→ TASK DETAILS
The listing below should be printed exactly, every line of it. Skip the pictures.

Dataset records:

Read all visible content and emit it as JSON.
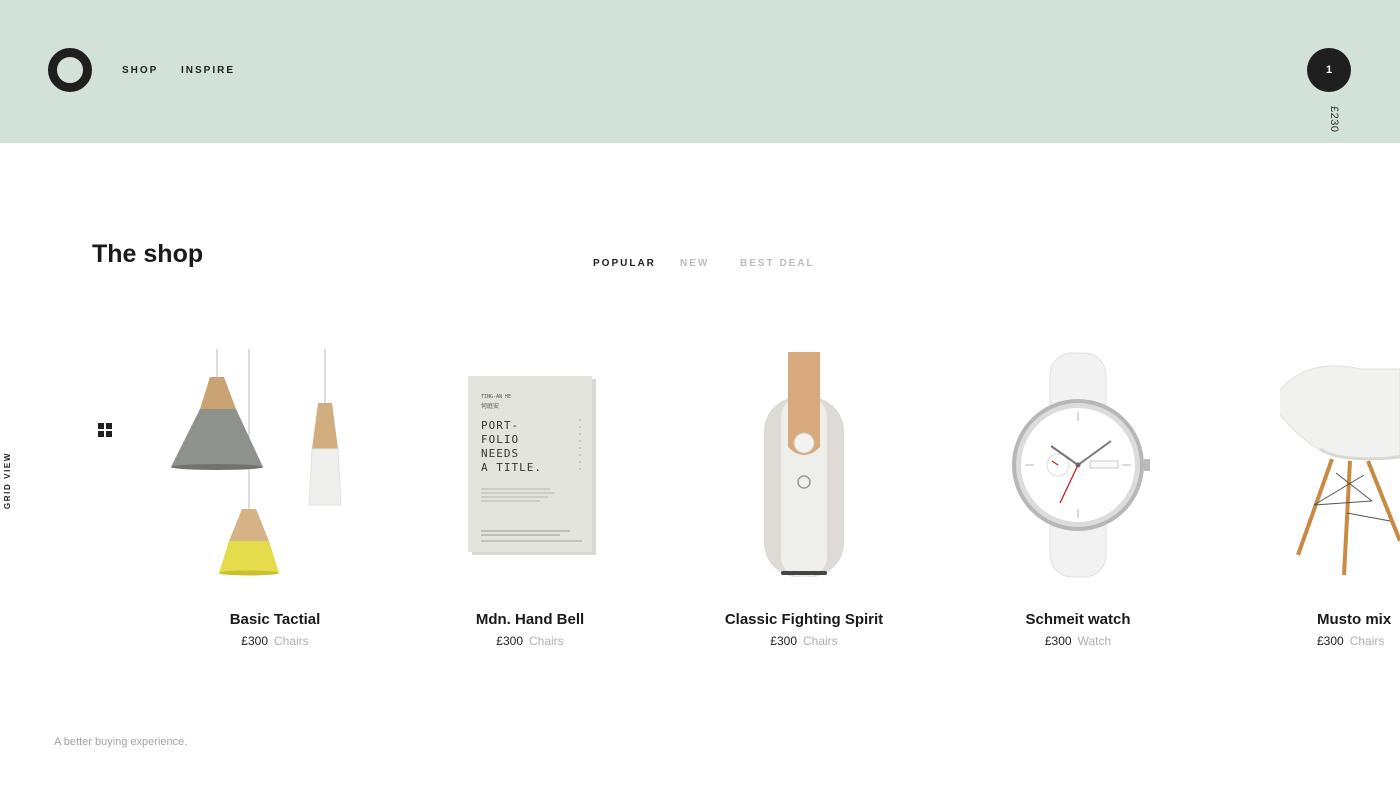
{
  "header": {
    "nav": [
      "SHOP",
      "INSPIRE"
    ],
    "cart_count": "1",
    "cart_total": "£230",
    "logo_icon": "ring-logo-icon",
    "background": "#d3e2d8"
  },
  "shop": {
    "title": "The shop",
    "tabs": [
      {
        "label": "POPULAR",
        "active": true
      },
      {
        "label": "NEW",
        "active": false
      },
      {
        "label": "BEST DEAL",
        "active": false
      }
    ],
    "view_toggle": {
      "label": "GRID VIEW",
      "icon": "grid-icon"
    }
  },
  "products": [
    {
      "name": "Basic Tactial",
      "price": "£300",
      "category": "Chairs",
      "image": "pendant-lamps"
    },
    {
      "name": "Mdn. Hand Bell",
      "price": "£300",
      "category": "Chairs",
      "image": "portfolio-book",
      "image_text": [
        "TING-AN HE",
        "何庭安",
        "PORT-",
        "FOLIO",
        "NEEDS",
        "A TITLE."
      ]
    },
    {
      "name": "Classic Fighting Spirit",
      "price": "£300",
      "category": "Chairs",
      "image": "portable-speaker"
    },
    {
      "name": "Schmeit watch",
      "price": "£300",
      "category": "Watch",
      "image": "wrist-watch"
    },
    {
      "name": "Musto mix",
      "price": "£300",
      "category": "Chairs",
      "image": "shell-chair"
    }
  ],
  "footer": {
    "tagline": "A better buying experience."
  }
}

→ EXERCISE OUTPUT
Read all visible content and emit it as JSON.
{
  "header": {
    "nav": [
      "SHOP",
      "INSPIRE"
    ],
    "cart_count": "1",
    "cart_total": "£230",
    "logo_icon": "ring-logo-icon",
    "background": "#d3e2d8"
  },
  "shop": {
    "title": "The shop",
    "tabs": [
      {
        "label": "POPULAR",
        "active": true
      },
      {
        "label": "NEW",
        "active": false
      },
      {
        "label": "BEST DEAL",
        "active": false
      }
    ],
    "view_toggle": {
      "label": "GRID VIEW",
      "icon": "grid-icon"
    }
  },
  "products": [
    {
      "name": "Basic Tactial",
      "price": "£300",
      "category": "Chairs",
      "image": "pendant-lamps"
    },
    {
      "name": "Mdn. Hand Bell",
      "price": "£300",
      "category": "Chairs",
      "image": "portfolio-book",
      "image_text": [
        "TING-AN HE",
        "何庭安",
        "PORT-",
        "FOLIO",
        "NEEDS",
        "A TITLE."
      ]
    },
    {
      "name": "Classic Fighting Spirit",
      "price": "£300",
      "category": "Chairs",
      "image": "portable-speaker"
    },
    {
      "name": "Schmeit watch",
      "price": "£300",
      "category": "Watch",
      "image": "wrist-watch"
    },
    {
      "name": "Musto mix",
      "price": "£300",
      "category": "Chairs",
      "image": "shell-chair"
    }
  ],
  "footer": {
    "tagline": "A better buying experience."
  }
}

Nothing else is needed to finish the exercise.